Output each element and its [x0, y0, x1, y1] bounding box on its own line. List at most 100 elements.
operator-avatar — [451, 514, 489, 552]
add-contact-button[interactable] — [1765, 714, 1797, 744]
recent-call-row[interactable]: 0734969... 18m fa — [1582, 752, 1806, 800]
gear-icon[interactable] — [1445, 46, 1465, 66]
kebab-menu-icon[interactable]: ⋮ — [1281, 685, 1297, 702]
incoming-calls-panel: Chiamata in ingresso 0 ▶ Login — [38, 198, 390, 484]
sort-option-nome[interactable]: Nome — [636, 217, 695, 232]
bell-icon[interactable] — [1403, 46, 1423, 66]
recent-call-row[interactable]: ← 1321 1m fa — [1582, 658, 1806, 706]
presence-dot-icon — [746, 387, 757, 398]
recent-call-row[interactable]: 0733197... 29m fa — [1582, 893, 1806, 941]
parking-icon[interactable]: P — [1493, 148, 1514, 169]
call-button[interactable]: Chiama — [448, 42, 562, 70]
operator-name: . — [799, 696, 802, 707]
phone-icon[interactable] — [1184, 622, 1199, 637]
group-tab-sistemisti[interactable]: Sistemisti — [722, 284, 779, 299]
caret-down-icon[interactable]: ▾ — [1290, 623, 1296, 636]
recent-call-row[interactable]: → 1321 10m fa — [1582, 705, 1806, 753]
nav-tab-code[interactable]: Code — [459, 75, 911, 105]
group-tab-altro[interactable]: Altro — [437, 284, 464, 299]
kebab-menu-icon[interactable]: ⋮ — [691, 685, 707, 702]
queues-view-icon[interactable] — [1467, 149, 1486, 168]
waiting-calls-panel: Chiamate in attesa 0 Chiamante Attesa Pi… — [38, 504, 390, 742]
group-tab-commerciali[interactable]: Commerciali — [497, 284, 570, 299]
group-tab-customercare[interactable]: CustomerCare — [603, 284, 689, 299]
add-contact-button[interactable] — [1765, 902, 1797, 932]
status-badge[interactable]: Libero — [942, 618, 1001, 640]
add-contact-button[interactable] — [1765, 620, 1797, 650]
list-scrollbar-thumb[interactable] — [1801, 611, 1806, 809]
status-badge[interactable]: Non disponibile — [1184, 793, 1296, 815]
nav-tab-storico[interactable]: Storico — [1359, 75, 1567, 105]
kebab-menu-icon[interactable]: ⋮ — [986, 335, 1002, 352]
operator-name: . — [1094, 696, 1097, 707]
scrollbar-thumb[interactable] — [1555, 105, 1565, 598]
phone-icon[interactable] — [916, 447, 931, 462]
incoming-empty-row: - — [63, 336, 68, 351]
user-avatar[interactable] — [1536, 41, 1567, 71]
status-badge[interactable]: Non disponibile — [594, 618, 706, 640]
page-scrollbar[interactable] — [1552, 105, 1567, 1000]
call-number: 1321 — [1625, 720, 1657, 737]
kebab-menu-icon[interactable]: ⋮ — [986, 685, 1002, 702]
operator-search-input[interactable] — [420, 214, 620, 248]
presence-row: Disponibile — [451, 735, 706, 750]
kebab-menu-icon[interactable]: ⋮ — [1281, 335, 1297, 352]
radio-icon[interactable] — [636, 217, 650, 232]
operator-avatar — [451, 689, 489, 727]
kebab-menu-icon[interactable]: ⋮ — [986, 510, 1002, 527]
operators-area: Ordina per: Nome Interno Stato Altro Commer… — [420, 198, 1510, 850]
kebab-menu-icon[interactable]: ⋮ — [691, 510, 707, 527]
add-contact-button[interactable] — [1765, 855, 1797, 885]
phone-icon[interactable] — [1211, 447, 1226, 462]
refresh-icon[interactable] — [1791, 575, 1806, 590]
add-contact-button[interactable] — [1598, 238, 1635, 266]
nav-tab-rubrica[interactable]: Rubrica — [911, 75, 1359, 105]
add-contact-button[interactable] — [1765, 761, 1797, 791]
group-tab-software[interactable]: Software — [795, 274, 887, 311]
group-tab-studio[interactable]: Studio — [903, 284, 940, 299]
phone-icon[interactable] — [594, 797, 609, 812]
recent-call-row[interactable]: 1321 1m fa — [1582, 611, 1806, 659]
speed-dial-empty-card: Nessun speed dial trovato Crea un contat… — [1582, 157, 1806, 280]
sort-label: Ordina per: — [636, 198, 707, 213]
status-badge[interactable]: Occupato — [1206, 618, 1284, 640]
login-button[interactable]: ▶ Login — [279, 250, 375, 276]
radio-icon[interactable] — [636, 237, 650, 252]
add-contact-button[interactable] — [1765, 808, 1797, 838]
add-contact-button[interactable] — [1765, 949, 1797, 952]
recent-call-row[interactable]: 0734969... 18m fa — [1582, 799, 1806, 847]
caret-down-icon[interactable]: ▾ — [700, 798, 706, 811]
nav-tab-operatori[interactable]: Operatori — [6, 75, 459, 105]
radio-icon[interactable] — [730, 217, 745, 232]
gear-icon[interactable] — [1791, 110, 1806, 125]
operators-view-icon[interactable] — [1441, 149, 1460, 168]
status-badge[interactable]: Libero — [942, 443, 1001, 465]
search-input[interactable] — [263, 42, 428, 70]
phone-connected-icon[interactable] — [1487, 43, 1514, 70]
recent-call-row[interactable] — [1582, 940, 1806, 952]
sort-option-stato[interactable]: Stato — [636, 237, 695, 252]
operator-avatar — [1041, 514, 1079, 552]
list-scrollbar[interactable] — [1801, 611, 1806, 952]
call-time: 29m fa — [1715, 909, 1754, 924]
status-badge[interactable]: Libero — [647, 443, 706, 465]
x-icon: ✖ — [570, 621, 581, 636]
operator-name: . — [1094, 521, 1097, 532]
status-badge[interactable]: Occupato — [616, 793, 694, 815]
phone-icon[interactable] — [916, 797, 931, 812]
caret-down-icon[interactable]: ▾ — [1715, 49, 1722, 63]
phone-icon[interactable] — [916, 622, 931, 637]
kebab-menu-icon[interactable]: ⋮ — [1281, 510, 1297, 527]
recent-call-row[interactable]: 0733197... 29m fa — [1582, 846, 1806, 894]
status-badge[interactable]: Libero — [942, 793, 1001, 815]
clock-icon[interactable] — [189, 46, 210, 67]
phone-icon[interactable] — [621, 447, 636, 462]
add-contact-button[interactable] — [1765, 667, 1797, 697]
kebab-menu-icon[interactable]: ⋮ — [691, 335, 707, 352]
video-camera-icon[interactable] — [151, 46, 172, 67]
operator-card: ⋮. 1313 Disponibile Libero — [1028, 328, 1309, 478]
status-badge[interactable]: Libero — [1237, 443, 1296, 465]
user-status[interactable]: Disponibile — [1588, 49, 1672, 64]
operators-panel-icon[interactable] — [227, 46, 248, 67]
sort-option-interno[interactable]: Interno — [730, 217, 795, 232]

#####

§ Exercise aim
Reproduce every line of the items above verbatim, preserving all characters and spacing.

§ Finished task
Output each element and its [x0, y0, x1, y1] bounding box on its own line. List at most 100 elements.
operator-avatar — [451, 514, 489, 552]
add-contact-button[interactable] — [1765, 714, 1797, 744]
recent-call-row[interactable]: 0734969... 18m fa — [1582, 752, 1806, 800]
gear-icon[interactable] — [1445, 46, 1465, 66]
kebab-menu-icon[interactable]: ⋮ — [1281, 685, 1297, 702]
incoming-calls-panel: Chiamata in ingresso 0 ▶ Login — [38, 198, 390, 484]
sort-option-nome[interactable]: Nome — [636, 217, 695, 232]
bell-icon[interactable] — [1403, 46, 1423, 66]
recent-call-row[interactable]: ← 1321 1m fa — [1582, 658, 1806, 706]
presence-dot-icon — [746, 387, 757, 398]
recent-call-row[interactable]: 0733197... 29m fa — [1582, 893, 1806, 941]
parking-icon[interactable]: P — [1493, 148, 1514, 169]
call-button[interactable]: Chiama — [448, 42, 562, 70]
operator-name: . — [799, 696, 802, 707]
phone-icon[interactable] — [1184, 622, 1199, 637]
group-tab-sistemisti[interactable]: Sistemisti — [722, 284, 779, 299]
caret-down-icon[interactable]: ▾ — [1290, 623, 1296, 636]
recent-call-row[interactable]: → 1321 10m fa — [1582, 705, 1806, 753]
nav-tab-code[interactable]: Code — [459, 75, 911, 105]
group-tab-altro[interactable]: Altro — [437, 284, 464, 299]
kebab-menu-icon[interactable]: ⋮ — [691, 685, 707, 702]
queues-view-icon[interactable] — [1467, 149, 1486, 168]
waiting-calls-panel: Chiamate in attesa 0 Chiamante Attesa Pi… — [38, 504, 390, 742]
group-tab-commerciali[interactable]: Commerciali — [497, 284, 570, 299]
group-tab-customercare[interactable]: CustomerCare — [603, 284, 689, 299]
add-contact-button[interactable] — [1765, 902, 1797, 932]
status-badge[interactable]: Libero — [942, 618, 1001, 640]
add-contact-button[interactable] — [1765, 620, 1797, 650]
list-scrollbar-thumb[interactable] — [1801, 611, 1806, 809]
status-badge[interactable]: Non disponibile — [1184, 793, 1296, 815]
nav-tab-storico[interactable]: Storico — [1359, 75, 1567, 105]
kebab-menu-icon[interactable]: ⋮ — [986, 335, 1002, 352]
operator-name: . — [1094, 696, 1097, 707]
scrollbar-thumb[interactable] — [1555, 105, 1565, 598]
phone-icon[interactable] — [916, 447, 931, 462]
incoming-empty-row: - — [63, 336, 68, 351]
user-avatar[interactable] — [1536, 41, 1567, 71]
status-badge[interactable]: Non disponibile — [594, 618, 706, 640]
page-scrollbar[interactable] — [1552, 105, 1567, 1000]
call-number: 1321 — [1625, 720, 1657, 737]
kebab-menu-icon[interactable]: ⋮ — [986, 685, 1002, 702]
operator-search-input[interactable] — [420, 214, 620, 248]
presence-row: Disponibile — [451, 735, 706, 750]
kebab-menu-icon[interactable]: ⋮ — [1281, 335, 1297, 352]
radio-icon[interactable] — [636, 217, 650, 232]
operator-avatar — [451, 689, 489, 727]
kebab-menu-icon[interactable]: ⋮ — [986, 510, 1002, 527]
operators-area: Ordina per: Nome Interno Stato Altro Commer… — [420, 198, 1510, 850]
kebab-menu-icon[interactable]: ⋮ — [691, 510, 707, 527]
add-contact-button[interactable] — [1765, 855, 1797, 885]
phone-icon[interactable] — [1211, 447, 1226, 462]
refresh-icon[interactable] — [1791, 575, 1806, 590]
add-contact-button[interactable] — [1598, 238, 1635, 266]
nav-tab-rubrica[interactable]: Rubrica — [911, 75, 1359, 105]
add-contact-button[interactable] — [1765, 761, 1797, 791]
group-tab-software[interactable]: Software — [795, 274, 887, 311]
group-tab-studio[interactable]: Studio — [903, 284, 940, 299]
phone-icon[interactable] — [594, 797, 609, 812]
recent-call-row[interactable]: 1321 1m fa — [1582, 611, 1806, 659]
speed-dial-empty-card: Nessun speed dial trovato Crea un contat… — [1582, 157, 1806, 280]
sort-label: Ordina per: — [636, 198, 707, 213]
status-badge[interactable]: Occupato — [1206, 618, 1284, 640]
login-button[interactable]: ▶ Login — [279, 250, 375, 276]
radio-icon[interactable] — [636, 237, 650, 252]
add-contact-button[interactable] — [1765, 808, 1797, 838]
add-contact-button[interactable] — [1765, 949, 1797, 952]
recent-call-row[interactable]: 0734969... 18m fa — [1582, 799, 1806, 847]
caret-down-icon[interactable]: ▾ — [700, 798, 706, 811]
nav-tab-operatori[interactable]: Operatori — [6, 75, 459, 105]
radio-icon[interactable] — [730, 217, 745, 232]
gear-icon[interactable] — [1791, 110, 1806, 125]
operators-view-icon[interactable] — [1441, 149, 1460, 168]
status-badge[interactable]: Libero — [942, 443, 1001, 465]
search-input[interactable] — [263, 42, 428, 70]
phone-connected-icon[interactable] — [1487, 43, 1514, 70]
recent-call-row[interactable] — [1582, 940, 1806, 952]
sort-option-stato[interactable]: Stato — [636, 237, 695, 252]
operator-avatar — [1041, 514, 1079, 552]
list-scrollbar[interactable] — [1801, 611, 1806, 952]
call-time: 29m fa — [1715, 909, 1754, 924]
status-badge[interactable]: Libero — [647, 443, 706, 465]
x-icon: ✖ — [570, 621, 581, 636]
operator-name: . — [1094, 521, 1097, 532]
status-badge[interactable]: Occupato — [616, 793, 694, 815]
phone-icon[interactable] — [916, 797, 931, 812]
caret-down-icon[interactable]: ▾ — [1715, 49, 1722, 63]
phone-icon[interactable] — [916, 622, 931, 637]
kebab-menu-icon[interactable]: ⋮ — [1281, 510, 1297, 527]
recent-call-row[interactable]: 0733197... 29m fa — [1582, 846, 1806, 894]
status-badge[interactable]: Libero — [942, 793, 1001, 815]
clock-icon[interactable] — [189, 46, 210, 67]
phone-icon[interactable] — [621, 447, 636, 462]
add-contact-button[interactable] — [1765, 667, 1797, 697]
kebab-menu-icon[interactable]: ⋮ — [691, 335, 707, 352]
video-camera-icon[interactable] — [151, 46, 172, 67]
operator-card: ⋮. 1313 Disponibile Libero — [1028, 328, 1309, 478]
status-badge[interactable]: Libero — [1237, 443, 1296, 465]
user-status[interactable]: Disponibile — [1588, 49, 1672, 64]
operators-panel-icon[interactable] — [227, 46, 248, 67]
sort-option-interno[interactable]: Interno — [730, 217, 795, 232]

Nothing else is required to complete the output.